THE REQUEST ▸
State how many lines of the records contain the string "Musik", and give no other information.

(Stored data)
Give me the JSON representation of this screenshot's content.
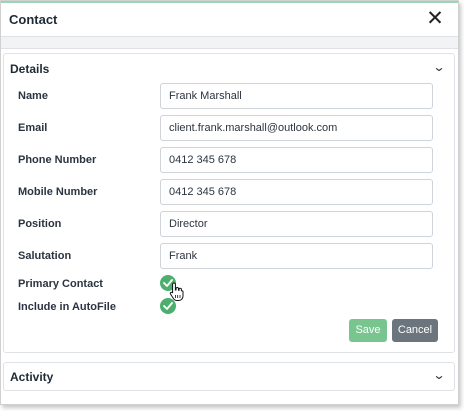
{
  "dialog": {
    "title": "Contact",
    "close_icon": "close-icon",
    "accent_color": "#9bd4b7"
  },
  "details": {
    "section_title": "Details",
    "fields": [
      {
        "label": "Name",
        "value": "Frank Marshall"
      },
      {
        "label": "Email",
        "value": "client.frank.marshall@outlook.com"
      },
      {
        "label": "Phone Number",
        "value": "0412 345 678"
      },
      {
        "label": "Mobile Number",
        "value": "0412 345 678"
      },
      {
        "label": "Position",
        "value": "Director"
      },
      {
        "label": "Salutation",
        "value": "Frank"
      }
    ],
    "toggles": [
      {
        "label": "Primary Contact",
        "checked": true
      },
      {
        "label": "Include in AutoFile",
        "checked": true
      }
    ],
    "check_color": "#4caf6e",
    "save_label": "Save",
    "cancel_label": "Cancel"
  },
  "activity": {
    "section_title": "Activity"
  }
}
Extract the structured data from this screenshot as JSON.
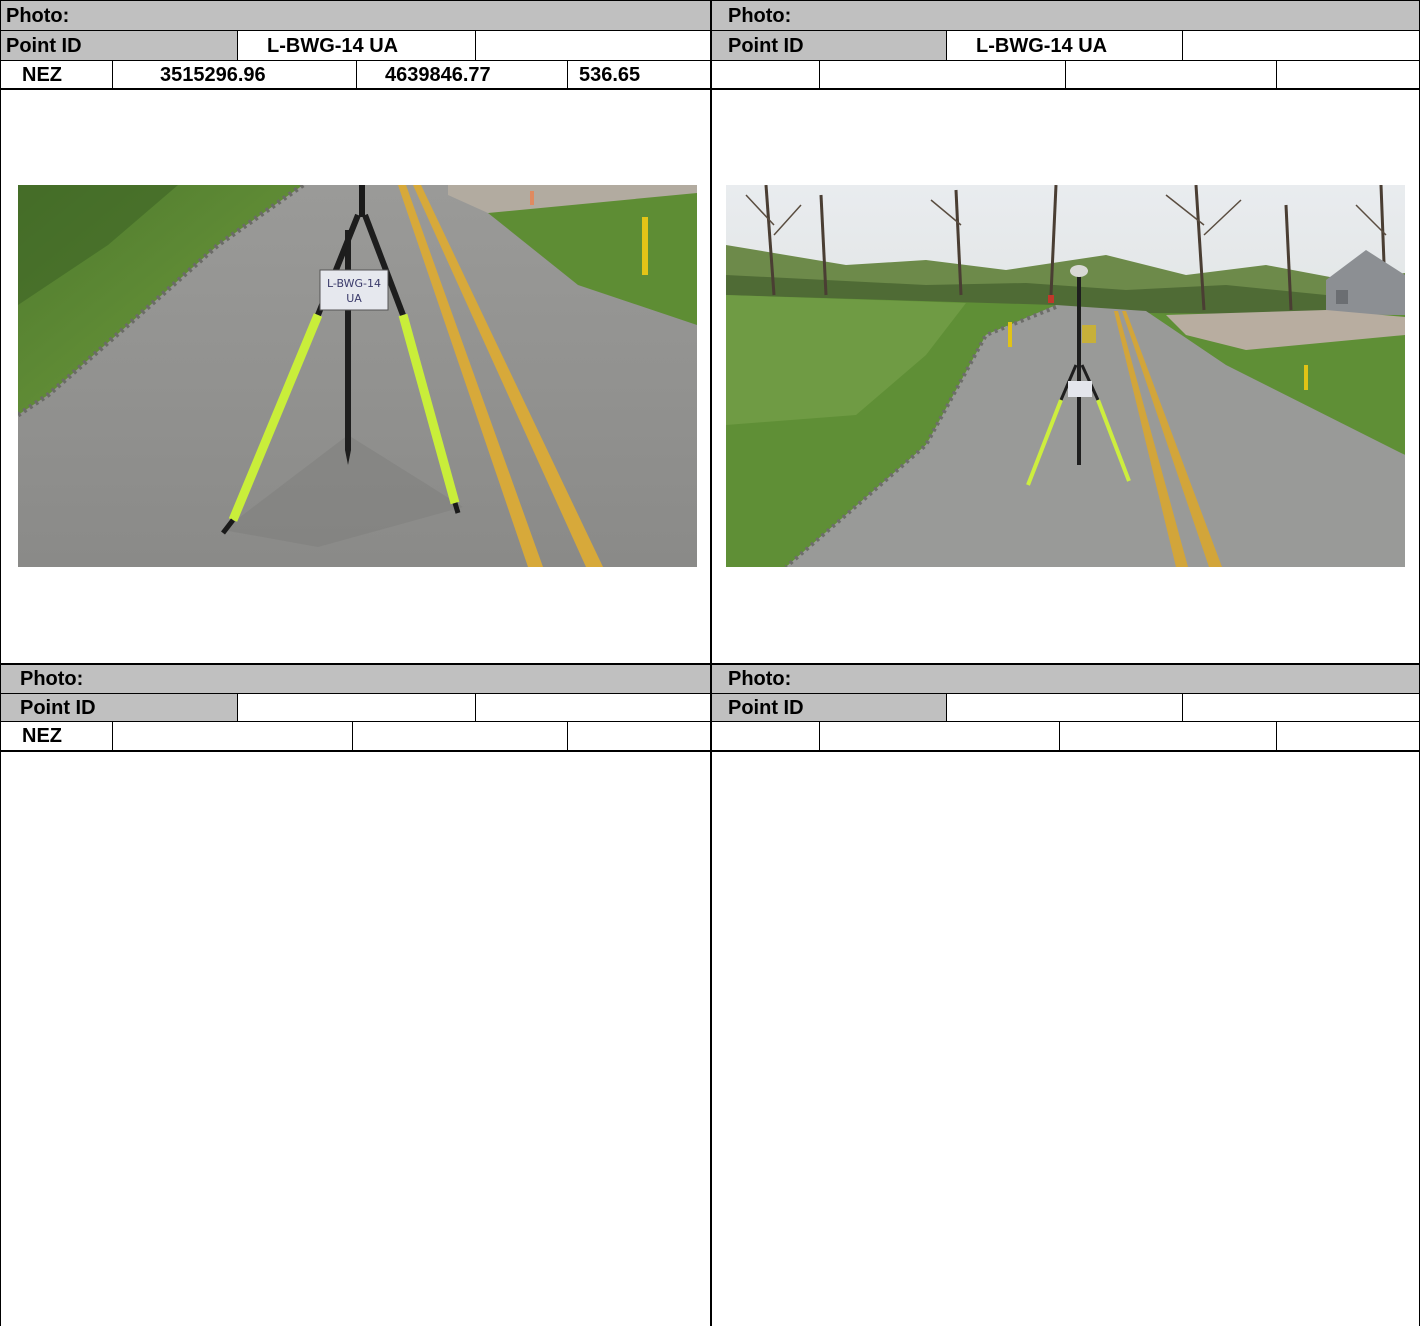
{
  "panels": [
    {
      "photo_label": "Photo:",
      "point_id_label": "Point ID",
      "point_id_value": "L-BWG-14 UA",
      "nez_label": "NEZ",
      "northing": "3515296.96",
      "easting": "4639846.77",
      "elevation": "536.65",
      "image": {
        "subject": "survey tripod with GPS rod on asphalt road, sign reading L-BWG-14 UA",
        "sign_text": "L-BWG-14\nUA"
      }
    },
    {
      "photo_label": "Photo:",
      "point_id_label": "Point ID",
      "point_id_value": "L-BWG-14 UA",
      "image": {
        "subject": "distant view of survey tripod on road with trees and house",
        "sign_text": ""
      }
    },
    {
      "photo_label": "Photo:",
      "point_id_label": "Point ID",
      "nez_label": "NEZ"
    },
    {
      "photo_label": "Photo:",
      "point_id_label": "Point ID"
    }
  ],
  "colors": {
    "header_gray": "#c0c0c0",
    "grid_line": "#000000"
  }
}
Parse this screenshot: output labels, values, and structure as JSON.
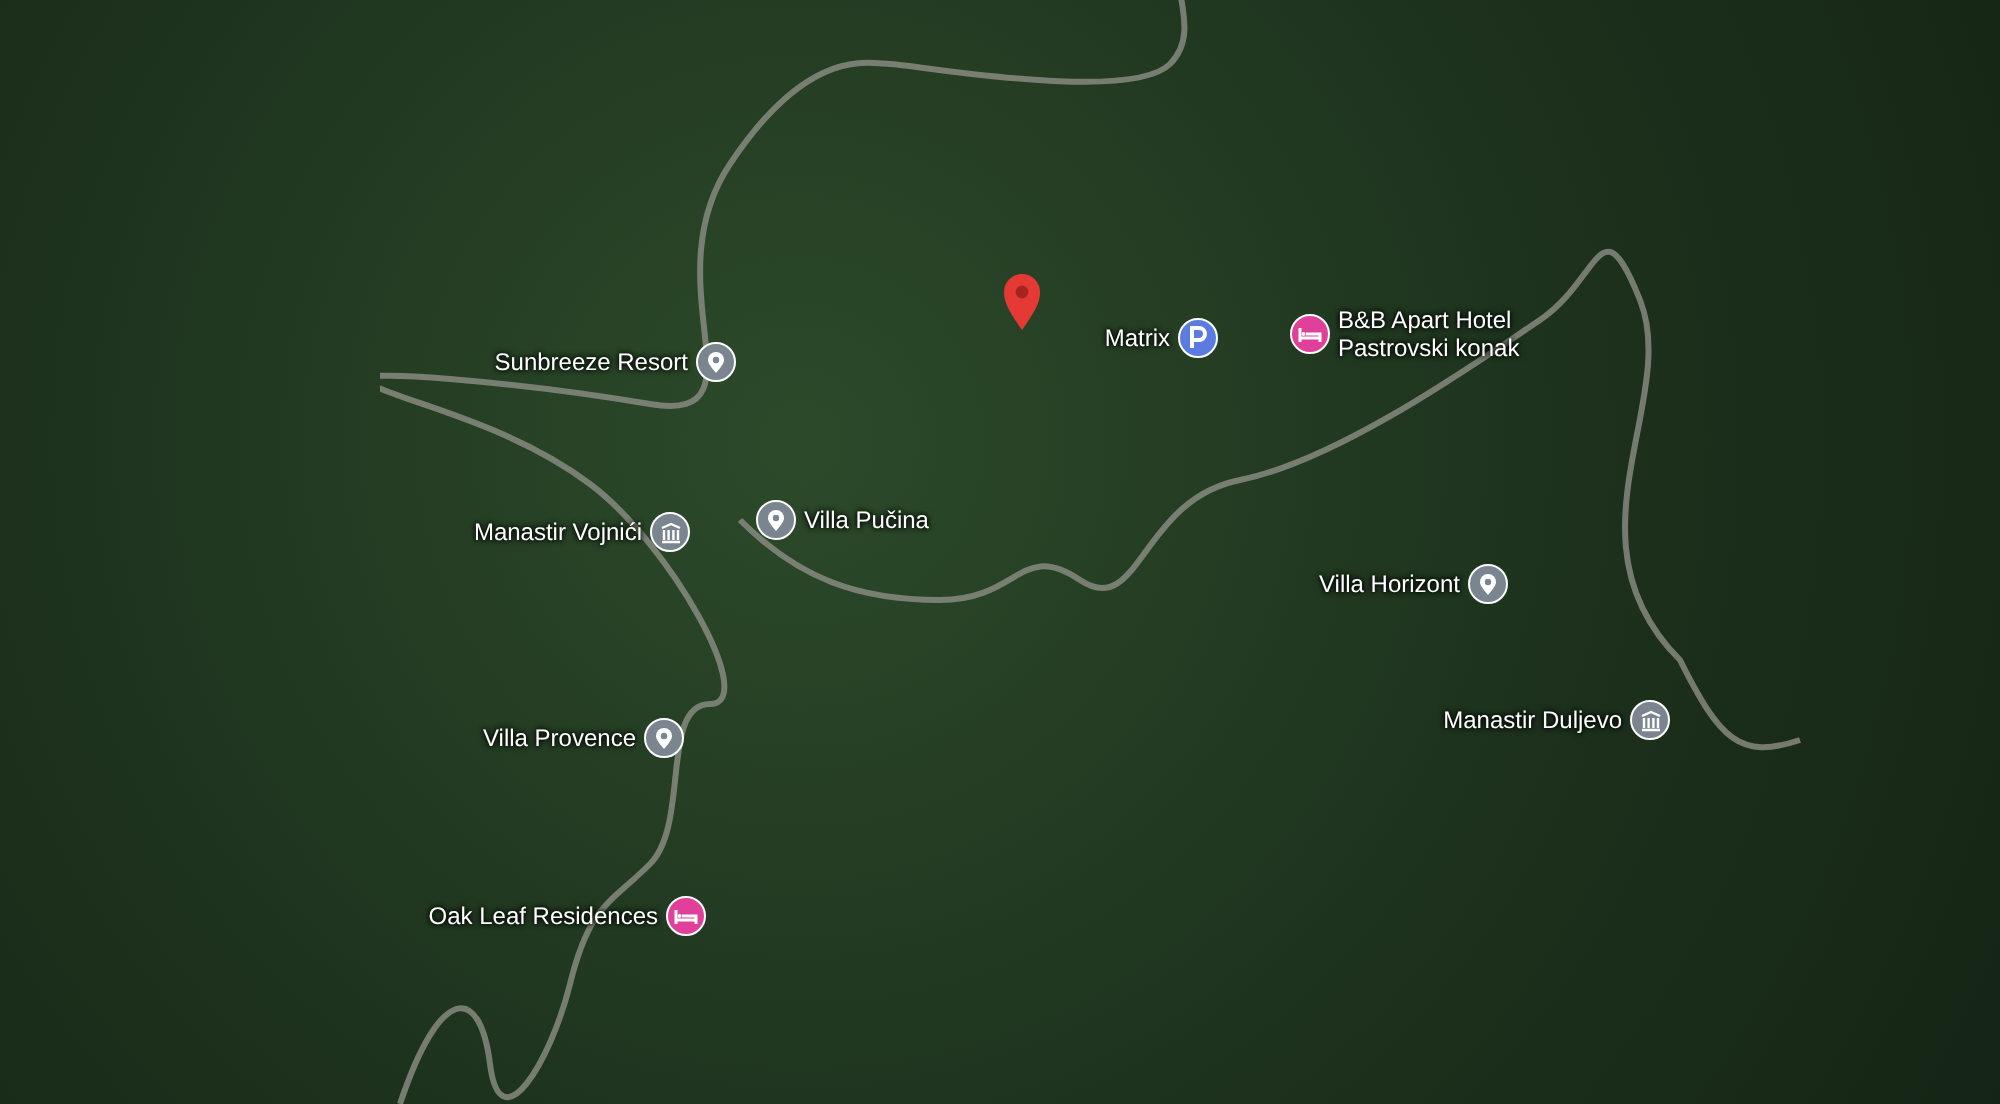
{
  "map": {
    "places": [
      {
        "kind": "resort",
        "name": "Sunbreeze Resort"
      },
      {
        "kind": "parking",
        "name": "Matrix"
      },
      {
        "kind": "hotel",
        "name": "B&B Apart Hotel\nPastrovski konak"
      },
      {
        "kind": "landmark",
        "name": "Manastir Vojnići"
      },
      {
        "kind": "resort",
        "name": "Villa Pučina"
      },
      {
        "kind": "resort",
        "name": "Villa Horizont"
      },
      {
        "kind": "landmark",
        "name": "Manastir Duljevo"
      },
      {
        "kind": "resort",
        "name": "Villa Provence"
      },
      {
        "kind": "hotel",
        "name": "Oak Leaf Residences"
      }
    ]
  }
}
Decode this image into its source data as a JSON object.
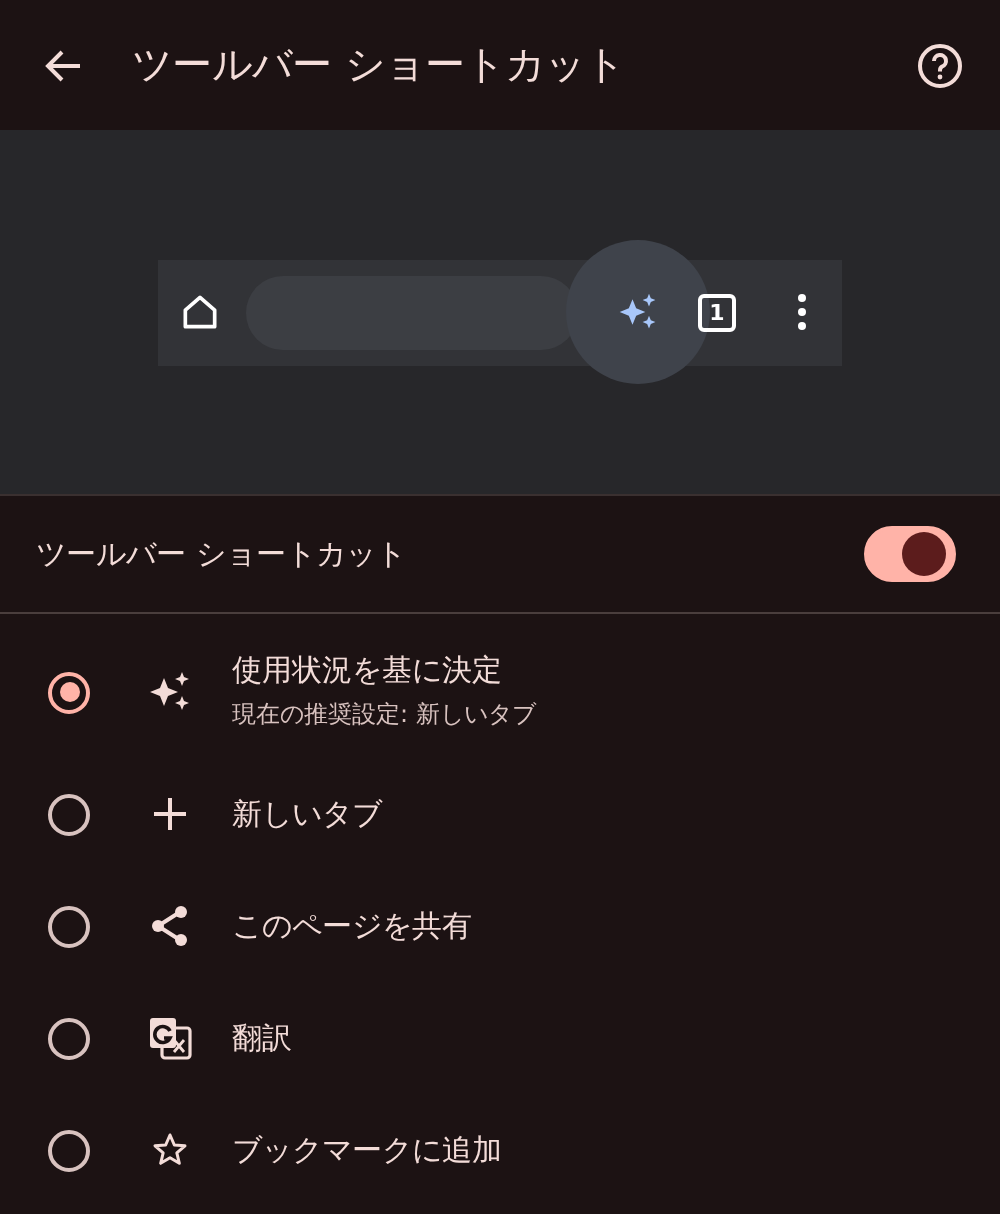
{
  "header": {
    "title": "ツールバー ショートカット"
  },
  "preview": {
    "tab_count": "1"
  },
  "toggle": {
    "label": "ツールバー ショートカット",
    "on": true
  },
  "options": [
    {
      "kind": "sparkle",
      "label": "使用状況を基に決定",
      "subtitle": "現在の推奨設定: 新しいタブ",
      "selected": true
    },
    {
      "kind": "plus",
      "label": "新しいタブ",
      "selected": false
    },
    {
      "kind": "share",
      "label": "このページを共有",
      "selected": false
    },
    {
      "kind": "translate",
      "label": "翻訳",
      "selected": false
    },
    {
      "kind": "star",
      "label": "ブックマークに追加",
      "selected": false
    }
  ]
}
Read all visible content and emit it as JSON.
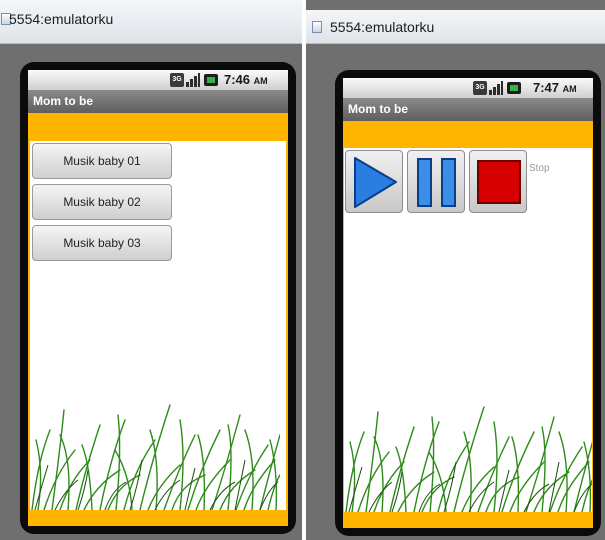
{
  "left_window": {
    "title": "5554:emulatorku",
    "status": {
      "network": "3G",
      "time": "7:46",
      "ampm": "AM"
    },
    "app_title": "Mom to be",
    "buttons": [
      {
        "label": "Musik baby 01"
      },
      {
        "label": "Musik baby 02"
      },
      {
        "label": "Musik baby 03"
      }
    ]
  },
  "right_window": {
    "title": "5554:emulatorku",
    "status": {
      "network": "3G",
      "time": "7:47",
      "ampm": "AM"
    },
    "app_title": "Mom to be",
    "controls": {
      "play_icon": "play-icon",
      "pause_icon": "pause-icon",
      "stop_icon": "stop-icon"
    },
    "stop_label": "Stop"
  },
  "colors": {
    "app_accent": "#ffb400",
    "play_blue": "#2a7de1",
    "stop_red": "#d60000",
    "grass_green": "#2e8b1a"
  }
}
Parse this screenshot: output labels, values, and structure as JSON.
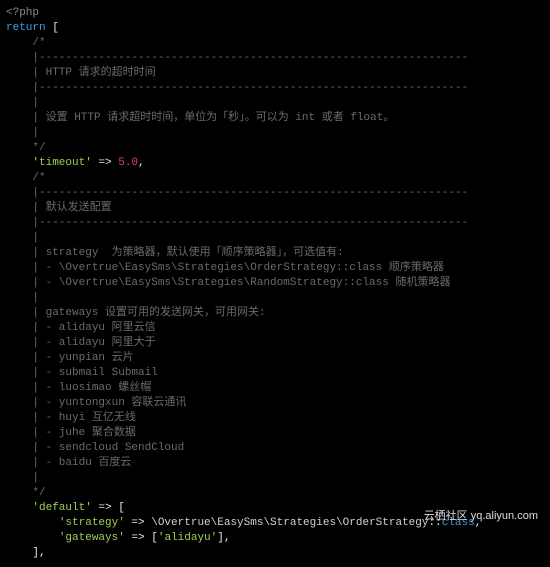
{
  "code": {
    "l01": "<?php",
    "l02a": "return",
    "l02b": " [",
    "l03": "    /*",
    "l04": "    |-----------------------------------------------------------------",
    "l05": "    | HTTP 请求的超时时间",
    "l06": "    |-----------------------------------------------------------------",
    "l07": "    |",
    "l08": "    | 设置 HTTP 请求超时时间，单位为「秒」。可以为 int 或者 float。",
    "l09": "    |",
    "l10": "    */",
    "l11a": "    ",
    "l11b": "'timeout'",
    "l11c": " => ",
    "l11d": "5.0",
    "l11e": ",",
    "l12": "    /*",
    "l13": "    |-----------------------------------------------------------------",
    "l14": "    | 默认发送配置",
    "l15": "    |-----------------------------------------------------------------",
    "l16": "    |",
    "l17": "    | strategy  为策略器，默认使用「顺序策略器」，可选值有:",
    "l18": "    | - \\Overtrue\\EasySms\\Strategies\\OrderStrategy::class 顺序策略器",
    "l19": "    | - \\Overtrue\\EasySms\\Strategies\\RandomStrategy::class 随机策略器",
    "l20": "    |",
    "l21": "    | gateways 设置可用的发送网关，可用网关:",
    "l22": "    | - alidayu 阿里云信",
    "l23": "    | - alidayu 阿里大于",
    "l24": "    | - yunpian 云片",
    "l25": "    | - submail Submail",
    "l26": "    | - luosimao 螺丝帽",
    "l27": "    | - yuntongxun 容联云通讯",
    "l28": "    | - huyi 互亿无线",
    "l29": "    | - juhe 聚合数据",
    "l30": "    | - sendcloud SendCloud",
    "l31": "    | - baidu 百度云",
    "l32": "    |",
    "l33": "    */",
    "l34a": "    ",
    "l34b": "'default'",
    "l34c": " => [",
    "l35a": "        ",
    "l35b": "'strategy'",
    "l35c": " => ",
    "l35d": "\\Overtrue\\EasySms\\Strategies\\OrderStrategy",
    "l35e": "::",
    "l35f": "class",
    "l35g": ",",
    "l36a": "        ",
    "l36b": "'gateways'",
    "l36c": " => [",
    "l36d": "'alidayu'",
    "l36e": "],",
    "l37": "    ],"
  },
  "footer": {
    "site": "云栖社区  yq.aliyun.com"
  }
}
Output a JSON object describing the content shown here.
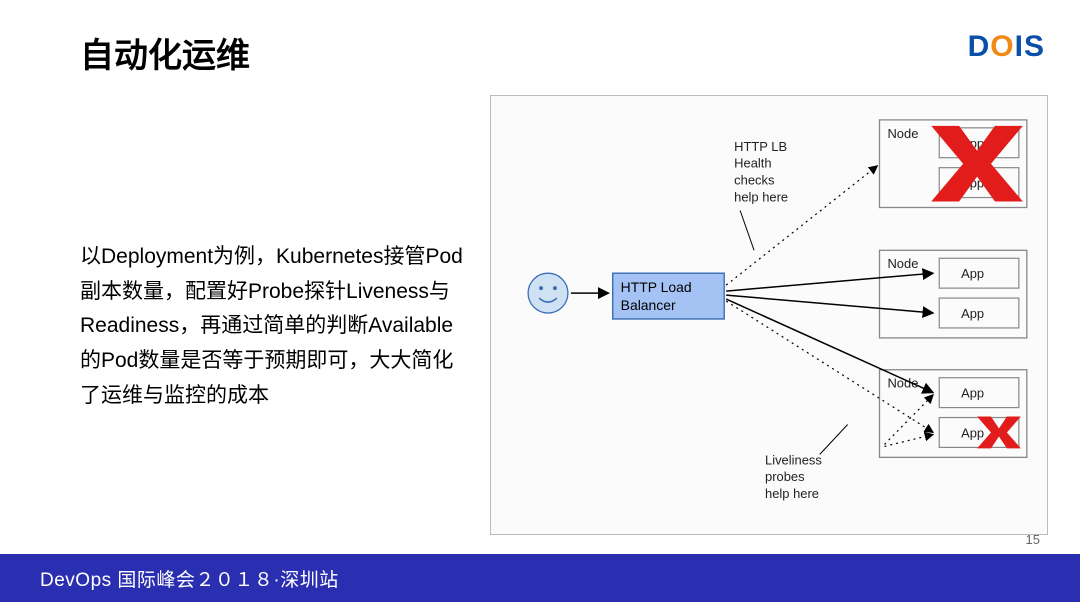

REPLY ▸
3